◆ WHAT TO WORK ON
Without including any pictures, copy each entry below exactly.

◆ SUPPLIED INFORMATION
* * * * * * * * *

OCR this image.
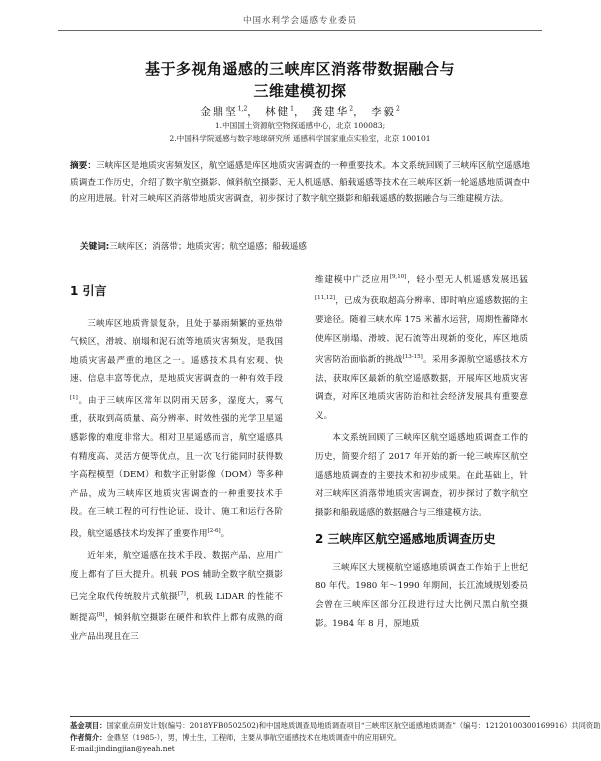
中国水利学会遥感专业委员
基于多视角遥感的三峡库区消落带数据融合与
三维建模初探
金鼎坚$^{1,2}$， 林健$^1$， 龚建华$^2$， 李毅$^2$
1.中国国土资源航空物探遥感中心，北京 100083;
2.中国科学院遥感与数字地球研究所 遥感科学国家重点实验室，北京 100101
摘要：三峡库区是地质灾害频发区，航空遥感是库区地质灾害调查的一种重要技术。本文系统回顾了三峡库区航空遥感地质调查工作历史，介绍了数字航空摄影、倾斜航空摄影、无人机遥感、船载遥感等技术在三峡库区新一轮遥感地质调查中的应用进展。针对三峡库区消落带地质灾害调查，初步探讨了数字航空摄影和船载遥感的数据融合与三维建模方法。
关键词:三峡库区；消落带；地质灾害；航空遥感；船载遥感
1 引言

三峡库区地质背景复杂，且处于暴雨频繁的亚热带气候区，滑坡、崩塌和泥石流等地质灾害频发，是我国地质灾害最严重的地区之一。遥感技术具有宏观、快速、信息丰富等优点，是地质灾害调查的一种有效手段[1]。由于三峡库区常年以阴雨天居多，湿度大，雾气重，获取到高质量、高分辨率、时效性强的光学卫星遥感影像的难度非常大。相对卫星遥感而言，航空遥感具有精度高、灵活方便等优点，且一次飞行能同时获得数字高程模型（DEM）和数字正射影像（DOM）等多种产品，成为三峡库区地质灾害调查的一种重要技术手段。在三峡工程的可行性论证、设计、施工和运行各阶段，航空遥感技术均发挥了重要作用[2-6]。

近年来，航空遥感在技术手段、数据产品、应用广度上都有了巨大提升。机载 POS 辅助全数字航空摄影已完全取代传统胶片式航摄[7]，机载 LiDAR 的性能不断提高[8]，倾斜航空摄影在硬件和软件上都有成熟的商业产品出现且在三

维建模中广泛应用[9,10]，轻小型无人机遥感发展迅猛[11,12]，已成为获取超高分辨率、即时响应遥感数据的主要途径。随着三峡水库 175 米蓄水运营，周期性蓄降水使库区崩塌、滑坡、泥石流等出现新的变化，库区地质灾害防治面临新的挑战[13-15]。采用多源航空遥感技术方法，获取库区最新的航空遥感数据，开展库区地质灾害调查，对库区地质灾害防治和社会经济发展具有重要意义。

本文系统回顾了三峡库区航空遥感地质调查工作的历史，简要介绍了 2017 年开始的新一轮三峡库区航空遥感地质调查的主要技术和初步成果。在此基础上，针对三峡库区消落带地质灾害调查，初步探讨了数字航空摄影和船载遥感的数据融合与三维建模方法。

2 三峡库区航空遥感地质调查历史

三峡库区大规模航空遥感地质调查工作始于上世纪 80 年代。1980 年～1990 年期间，长江流域规划委员会曾在三峡库区部分江段进行过大比例尺黑白航空摄影。1984 年 8 月，原地质

基金项目：国家重点研发计划(编号：2018YFB0502502)和中国地质调查局地质调查项目“三峡库区航空遥感地质调查”（编号：12120100300169916）共同资助
作者简介：金鼎坚（1985-），男，博士生，工程师，主要从事航空遥感技术在地质调查中的应用研究。
E-mail:jindingjian@yeah.net
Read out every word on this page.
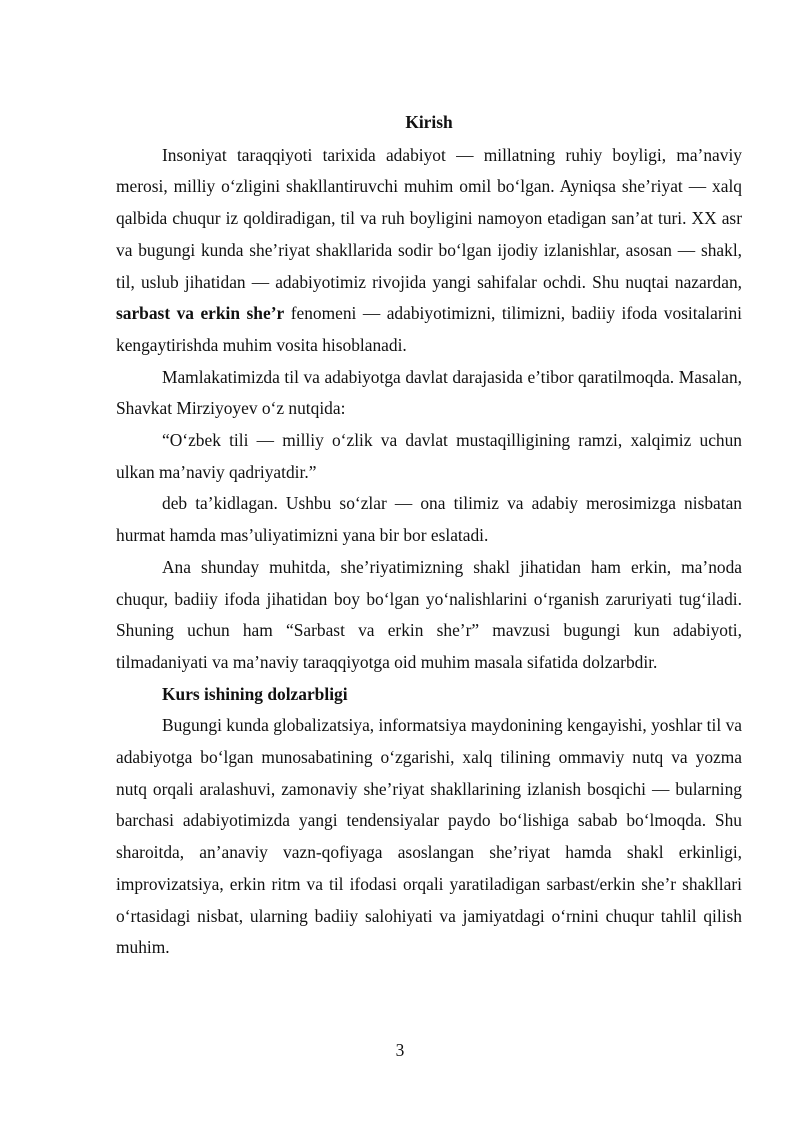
Kirish

Insoniyat taraqqiyoti tarixida adabiyot — millatning ruhiy boyligi, ma’naviy merosi, milliy o‘zligini shakllantiruvchi muhim omil bo‘lgan. Ayniqsa she’riyat — xalq qalbida chuqur iz qoldiradigan, til va ruh boyligini namoyon etadigan san’at turi. XX asr va bugungi kunda she’riyat shakllarida sodir bo‘lgan ijodiy izlanishlar, asosan — shakl, til, uslub jihatidan — adabiyotimiz rivojida yangi sahifalar ochdi. Shu nuqtai nazardan, sarbast va erkin she’r fenomeni — adabiyotimizni, tilimizni, badiiy ifoda vositalarini kengaytirishda muhim vosita hisoblanadi.

Mamlakatimizda til va adabiyotga davlat darajasida e’tibor qaratilmoqda. Masalan, Shavkat Mirziyoyev o‘z nutqida:

“O‘zbek tili — milliy o‘zlik va davlat mustaqilligining ramzi, xalqimiz uchun ulkan ma’naviy qadriyatdir.”

deb ta’kidlagan. Ushbu so‘zlar — ona tilimiz va adabiy merosimizga nisbatan hurmat hamda mas’uliyatimizni yana bir bor eslatadi.

Ana shunday muhitda, she’riyatimizning shakl jihatidan ham erkin, ma’noda chuqur, badiiy ifoda jihatidan boy bo‘lgan yo‘nalishlarini o‘rganish zaruriyati tug‘iladi. Shuning uchun ham “Sarbast va erkin she’r” mavzusi bugungi kun adabiyoti, tilmadaniyati va ma’naviy taraqqiyotga oid muhim masala sifatida dolzarbdir.

Kurs ishining dolzarbligi

Bugungi kunda globalizatsiya, informatsiya maydonining kengayishi, yoshlar til va adabiyotga bo‘lgan munosabatining o‘zgarishi, xalq tilining ommaviy nutq va yozma nutq orqali aralashuvi, zamonaviy she’riyat shakllarining izlanish bosqichi — bularning barchasi adabiyotimizda yangi tendensiyalar paydo bo‘lishiga sabab bo‘lmoqda. Shu sharoitda, an’anaviy vazn-qofiyaga asoslangan she’riyat hamda shakl erkinligi, improvizatsiya, erkin ritm va til ifodasi orqali yaratiladigan sarbast/erkin she’r shakllari o‘rtasidagi nisbat, ularning badiiy salohiyati va jamiyatdagi o‘rnini chuqur tahlil qilish muhim.

3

* * * * * * * * *

◆ EXERCISE RESULT
OCR this image.
中国水利学会遥感专业委员
基于多视角遥感的三峡库区消落带数据融合与
三维建模初探
金鼎坚$^{1,2}$， 林健$^1$， 龚建华$^2$， 李毅$^2$
1.中国国土资源航空物探遥感中心，北京 100083;
2.中国科学院遥感与数字地球研究所 遥感科学国家重点实验室，北京 100101
摘要：三峡库区是地质灾害频发区，航空遥感是库区地质灾害调查的一种重要技术。本文系统回顾了三峡库区航空遥感地质调查工作历史，介绍了数字航空摄影、倾斜航空摄影、无人机遥感、船载遥感等技术在三峡库区新一轮遥感地质调查中的应用进展。针对三峡库区消落带地质灾害调查，初步探讨了数字航空摄影和船载遥感的数据融合与三维建模方法。
关键词:三峡库区；消落带；地质灾害；航空遥感；船载遥感
1 引言

三峡库区地质背景复杂，且处于暴雨频繁的亚热带气候区，滑坡、崩塌和泥石流等地质灾害频发，是我国地质灾害最严重的地区之一。遥感技术具有宏观、快速、信息丰富等优点，是地质灾害调查的一种有效手段[1]。由于三峡库区常年以阴雨天居多，湿度大，雾气重，获取到高质量、高分辨率、时效性强的光学卫星遥感影像的难度非常大。相对卫星遥感而言，航空遥感具有精度高、灵活方便等优点，且一次飞行能同时获得数字高程模型（DEM）和数字正射影像（DOM）等多种产品，成为三峡库区地质灾害调查的一种重要技术手段。在三峡工程的可行性论证、设计、施工和运行各阶段，航空遥感技术均发挥了重要作用[2-6]。

近年来，航空遥感在技术手段、数据产品、应用广度上都有了巨大提升。机载 POS 辅助全数字航空摄影已完全取代传统胶片式航摄[7]，机载 LiDAR 的性能不断提高[8]，倾斜航空摄影在硬件和软件上都有成熟的商业产品出现且在三

维建模中广泛应用[9,10]，轻小型无人机遥感发展迅猛[11,12]，已成为获取超高分辨率、即时响应遥感数据的主要途径。随着三峡水库 175 米蓄水运营，周期性蓄降水使库区崩塌、滑坡、泥石流等出现新的变化，库区地质灾害防治面临新的挑战[13-15]。采用多源航空遥感技术方法，获取库区最新的航空遥感数据，开展库区地质灾害调查，对库区地质灾害防治和社会经济发展具有重要意义。

本文系统回顾了三峡库区航空遥感地质调查工作的历史，简要介绍了 2017 年开始的新一轮三峡库区航空遥感地质调查的主要技术和初步成果。在此基础上，针对三峡库区消落带地质灾害调查，初步探讨了数字航空摄影和船载遥感的数据融合与三维建模方法。

2 三峡库区航空遥感地质调查历史

三峡库区大规模航空遥感地质调查工作始于上世纪 80 年代。1980 年～1990 年期间，长江流域规划委员会曾在三峡库区部分江段进行过大比例尺黑白航空摄影。1984 年 8 月，原地质

基金项目：国家重点研发计划(编号：2018YFB0502502)和中国地质调查局地质调查项目“三峡库区航空遥感地质调查”（编号：12120100300169916）共同资助
作者简介：金鼎坚（1985-），男，博士生，工程师，主要从事航空遥感技术在地质调查中的应用研究。
E-mail:jindingjian@yeah.net
Read out every word on this page.
Kirish

Insoniyat taraqqiyoti tarixida adabiyot — millatning ruhiy boyligi, ma’naviy merosi, milliy o‘zligini shakllantiruvchi muhim omil bo‘lgan. Ayniqsa she’riyat — xalq qalbida chuqur iz qoldiradigan, til va ruh boyligini namoyon etadigan san’at turi. XX asr va bugungi kunda she’riyat shakllarida sodir bo‘lgan ijodiy izlanishlar, asosan — shakl, til, uslub jihatidan — adabiyotimiz rivojida yangi sahifalar ochdi. Shu nuqtai nazardan, sarbast va erkin she’r fenomeni — adabiyotimizni, tilimizni, badiiy ifoda vositalarini kengaytirishda muhim vosita hisoblanadi.

Mamlakatimizda til va adabiyotga davlat darajasida e’tibor qaratilmoqda. Masalan, Shavkat Mirziyoyev o‘z nutqida:

“O‘zbek tili — milliy o‘zlik va davlat mustaqilligining ramzi, xalqimiz uchun ulkan ma’naviy qadriyatdir.”

deb ta’kidlagan. Ushbu so‘zlar — ona tilimiz va adabiy merosimizga nisbatan hurmat hamda mas’uliyatimizni yana bir bor eslatadi.

Ana shunday muhitda, she’riyatimizning shakl jihatidan ham erkin, ma’noda chuqur, badiiy ifoda jihatidan boy bo‘lgan yo‘nalishlarini o‘rganish zaruriyati tug‘iladi. Shuning uchun ham “Sarbast va erkin she’r” mavzusi bugungi kun adabiyoti, tilmadaniyati va ma’naviy taraqqiyotga oid muhim masala sifatida dolzarbdir.

Kurs ishining dolzarbligi

Bugungi kunda globalizatsiya, informatsiya maydonining kengayishi, yoshlar til va adabiyotga bo‘lgan munosabatining o‘zgarishi, xalq tilining ommaviy nutq va yozma nutq orqali aralashuvi, zamonaviy she’riyat shakllarining izlanish bosqichi — bularning barchasi adabiyotimizda yangi tendensiyalar paydo bo‘lishiga sabab bo‘lmoqda. Shu sharoitda, an’anaviy vazn-qofiyaga asoslangan she’riyat hamda shakl erkinligi, improvizatsiya, erkin ritm va til ifodasi orqali yaratiladigan sarbast/erkin she’r shakllari o‘rtasidagi nisbat, ularning badiiy salohiyati va jamiyatdagi o‘rnini chuqur tahlil qilish muhim.

3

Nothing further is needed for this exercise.